### To do:
Would you restate all the data that follows, word for word?

### Input material

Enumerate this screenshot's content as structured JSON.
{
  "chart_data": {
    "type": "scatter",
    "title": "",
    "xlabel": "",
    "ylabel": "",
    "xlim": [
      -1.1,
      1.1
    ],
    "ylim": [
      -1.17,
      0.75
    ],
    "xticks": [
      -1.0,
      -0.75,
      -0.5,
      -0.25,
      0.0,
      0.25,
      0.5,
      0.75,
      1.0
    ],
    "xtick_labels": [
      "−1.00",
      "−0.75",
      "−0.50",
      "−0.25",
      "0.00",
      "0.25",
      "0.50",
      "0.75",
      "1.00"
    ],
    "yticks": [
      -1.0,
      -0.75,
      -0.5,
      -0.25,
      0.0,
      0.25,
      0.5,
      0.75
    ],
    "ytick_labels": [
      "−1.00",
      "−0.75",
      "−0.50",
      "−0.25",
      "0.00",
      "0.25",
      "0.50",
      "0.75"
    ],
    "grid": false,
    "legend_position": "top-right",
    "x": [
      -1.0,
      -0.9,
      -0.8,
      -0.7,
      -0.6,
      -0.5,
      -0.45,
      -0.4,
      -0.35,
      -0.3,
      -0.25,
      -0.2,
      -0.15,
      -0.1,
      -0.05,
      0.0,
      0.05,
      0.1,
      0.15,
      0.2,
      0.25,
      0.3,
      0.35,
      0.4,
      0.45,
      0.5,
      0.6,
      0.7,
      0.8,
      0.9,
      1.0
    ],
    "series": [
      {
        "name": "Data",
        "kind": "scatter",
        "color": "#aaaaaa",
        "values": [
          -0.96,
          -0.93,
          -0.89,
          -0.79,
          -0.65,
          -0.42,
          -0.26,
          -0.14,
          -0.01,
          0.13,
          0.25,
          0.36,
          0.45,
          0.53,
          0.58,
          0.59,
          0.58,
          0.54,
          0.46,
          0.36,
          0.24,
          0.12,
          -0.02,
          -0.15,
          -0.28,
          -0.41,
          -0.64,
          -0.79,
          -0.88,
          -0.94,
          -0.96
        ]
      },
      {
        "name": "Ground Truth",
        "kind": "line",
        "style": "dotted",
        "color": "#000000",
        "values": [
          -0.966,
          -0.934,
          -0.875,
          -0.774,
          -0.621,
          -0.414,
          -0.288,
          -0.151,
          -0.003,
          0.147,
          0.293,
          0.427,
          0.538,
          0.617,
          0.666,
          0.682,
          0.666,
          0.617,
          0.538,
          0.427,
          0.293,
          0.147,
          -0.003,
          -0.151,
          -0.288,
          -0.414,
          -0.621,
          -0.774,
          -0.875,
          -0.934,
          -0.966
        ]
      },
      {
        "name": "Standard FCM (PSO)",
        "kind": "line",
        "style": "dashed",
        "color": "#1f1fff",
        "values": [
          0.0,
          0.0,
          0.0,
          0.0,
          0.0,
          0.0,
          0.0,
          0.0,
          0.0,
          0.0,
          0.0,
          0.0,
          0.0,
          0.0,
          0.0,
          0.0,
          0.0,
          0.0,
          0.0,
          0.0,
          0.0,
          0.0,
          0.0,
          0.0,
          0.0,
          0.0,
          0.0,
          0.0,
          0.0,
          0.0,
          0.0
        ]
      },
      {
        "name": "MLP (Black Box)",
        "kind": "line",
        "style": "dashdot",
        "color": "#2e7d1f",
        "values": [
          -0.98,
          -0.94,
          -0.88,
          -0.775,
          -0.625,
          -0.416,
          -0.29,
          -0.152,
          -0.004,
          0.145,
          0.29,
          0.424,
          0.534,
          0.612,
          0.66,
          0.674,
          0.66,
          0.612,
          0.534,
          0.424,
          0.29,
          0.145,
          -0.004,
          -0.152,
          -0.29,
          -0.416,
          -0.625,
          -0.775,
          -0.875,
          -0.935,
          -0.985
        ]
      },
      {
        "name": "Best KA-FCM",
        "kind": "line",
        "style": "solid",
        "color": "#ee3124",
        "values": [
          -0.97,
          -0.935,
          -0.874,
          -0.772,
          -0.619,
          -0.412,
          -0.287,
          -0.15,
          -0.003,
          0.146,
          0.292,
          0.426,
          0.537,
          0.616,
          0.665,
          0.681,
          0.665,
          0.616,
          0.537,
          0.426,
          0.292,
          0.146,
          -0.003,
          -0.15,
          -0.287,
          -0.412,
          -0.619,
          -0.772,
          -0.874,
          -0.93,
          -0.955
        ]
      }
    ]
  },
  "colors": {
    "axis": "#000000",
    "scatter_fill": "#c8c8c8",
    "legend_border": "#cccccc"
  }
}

######

### The output:
Enumerate this screenshot's content as structured JSON.
{
  "chart_data": {
    "type": "scatter",
    "title": "",
    "xlabel": "",
    "ylabel": "",
    "xlim": [
      -1.1,
      1.1
    ],
    "ylim": [
      -1.17,
      0.75
    ],
    "xticks": [
      -1.0,
      -0.75,
      -0.5,
      -0.25,
      0.0,
      0.25,
      0.5,
      0.75,
      1.0
    ],
    "xtick_labels": [
      "−1.00",
      "−0.75",
      "−0.50",
      "−0.25",
      "0.00",
      "0.25",
      "0.50",
      "0.75",
      "1.00"
    ],
    "yticks": [
      -1.0,
      -0.75,
      -0.5,
      -0.25,
      0.0,
      0.25,
      0.5,
      0.75
    ],
    "ytick_labels": [
      "−1.00",
      "−0.75",
      "−0.50",
      "−0.25",
      "0.00",
      "0.25",
      "0.50",
      "0.75"
    ],
    "grid": false,
    "legend_position": "top-right",
    "x": [
      -1.0,
      -0.9,
      -0.8,
      -0.7,
      -0.6,
      -0.5,
      -0.45,
      -0.4,
      -0.35,
      -0.3,
      -0.25,
      -0.2,
      -0.15,
      -0.1,
      -0.05,
      0.0,
      0.05,
      0.1,
      0.15,
      0.2,
      0.25,
      0.3,
      0.35,
      0.4,
      0.45,
      0.5,
      0.6,
      0.7,
      0.8,
      0.9,
      1.0
    ],
    "series": [
      {
        "name": "Data",
        "kind": "scatter",
        "color": "#aaaaaa",
        "values": [
          -0.96,
          -0.93,
          -0.89,
          -0.79,
          -0.65,
          -0.42,
          -0.26,
          -0.14,
          -0.01,
          0.13,
          0.25,
          0.36,
          0.45,
          0.53,
          0.58,
          0.59,
          0.58,
          0.54,
          0.46,
          0.36,
          0.24,
          0.12,
          -0.02,
          -0.15,
          -0.28,
          -0.41,
          -0.64,
          -0.79,
          -0.88,
          -0.94,
          -0.96
        ]
      },
      {
        "name": "Ground Truth",
        "kind": "line",
        "style": "dotted",
        "color": "#000000",
        "values": [
          -0.966,
          -0.934,
          -0.875,
          -0.774,
          -0.621,
          -0.414,
          -0.288,
          -0.151,
          -0.003,
          0.147,
          0.293,
          0.427,
          0.538,
          0.617,
          0.666,
          0.682,
          0.666,
          0.617,
          0.538,
          0.427,
          0.293,
          0.147,
          -0.003,
          -0.151,
          -0.288,
          -0.414,
          -0.621,
          -0.774,
          -0.875,
          -0.934,
          -0.966
        ]
      },
      {
        "name": "Standard FCM (PSO)",
        "kind": "line",
        "style": "dashed",
        "color": "#1f1fff",
        "values": [
          0.0,
          0.0,
          0.0,
          0.0,
          0.0,
          0.0,
          0.0,
          0.0,
          0.0,
          0.0,
          0.0,
          0.0,
          0.0,
          0.0,
          0.0,
          0.0,
          0.0,
          0.0,
          0.0,
          0.0,
          0.0,
          0.0,
          0.0,
          0.0,
          0.0,
          0.0,
          0.0,
          0.0,
          0.0,
          0.0,
          0.0
        ]
      },
      {
        "name": "MLP (Black Box)",
        "kind": "line",
        "style": "dashdot",
        "color": "#2e7d1f",
        "values": [
          -0.98,
          -0.94,
          -0.88,
          -0.775,
          -0.625,
          -0.416,
          -0.29,
          -0.152,
          -0.004,
          0.145,
          0.29,
          0.424,
          0.534,
          0.612,
          0.66,
          0.674,
          0.66,
          0.612,
          0.534,
          0.424,
          0.29,
          0.145,
          -0.004,
          -0.152,
          -0.29,
          -0.416,
          -0.625,
          -0.775,
          -0.875,
          -0.935,
          -0.985
        ]
      },
      {
        "name": "Best KA-FCM",
        "kind": "line",
        "style": "solid",
        "color": "#ee3124",
        "values": [
          -0.97,
          -0.935,
          -0.874,
          -0.772,
          -0.619,
          -0.412,
          -0.287,
          -0.15,
          -0.003,
          0.146,
          0.292,
          0.426,
          0.537,
          0.616,
          0.665,
          0.681,
          0.665,
          0.616,
          0.537,
          0.426,
          0.292,
          0.146,
          -0.003,
          -0.15,
          -0.287,
          -0.412,
          -0.619,
          -0.772,
          -0.874,
          -0.93,
          -0.955
        ]
      }
    ]
  },
  "colors": {
    "axis": "#000000",
    "scatter_fill": "#c8c8c8",
    "legend_border": "#cccccc"
  }
}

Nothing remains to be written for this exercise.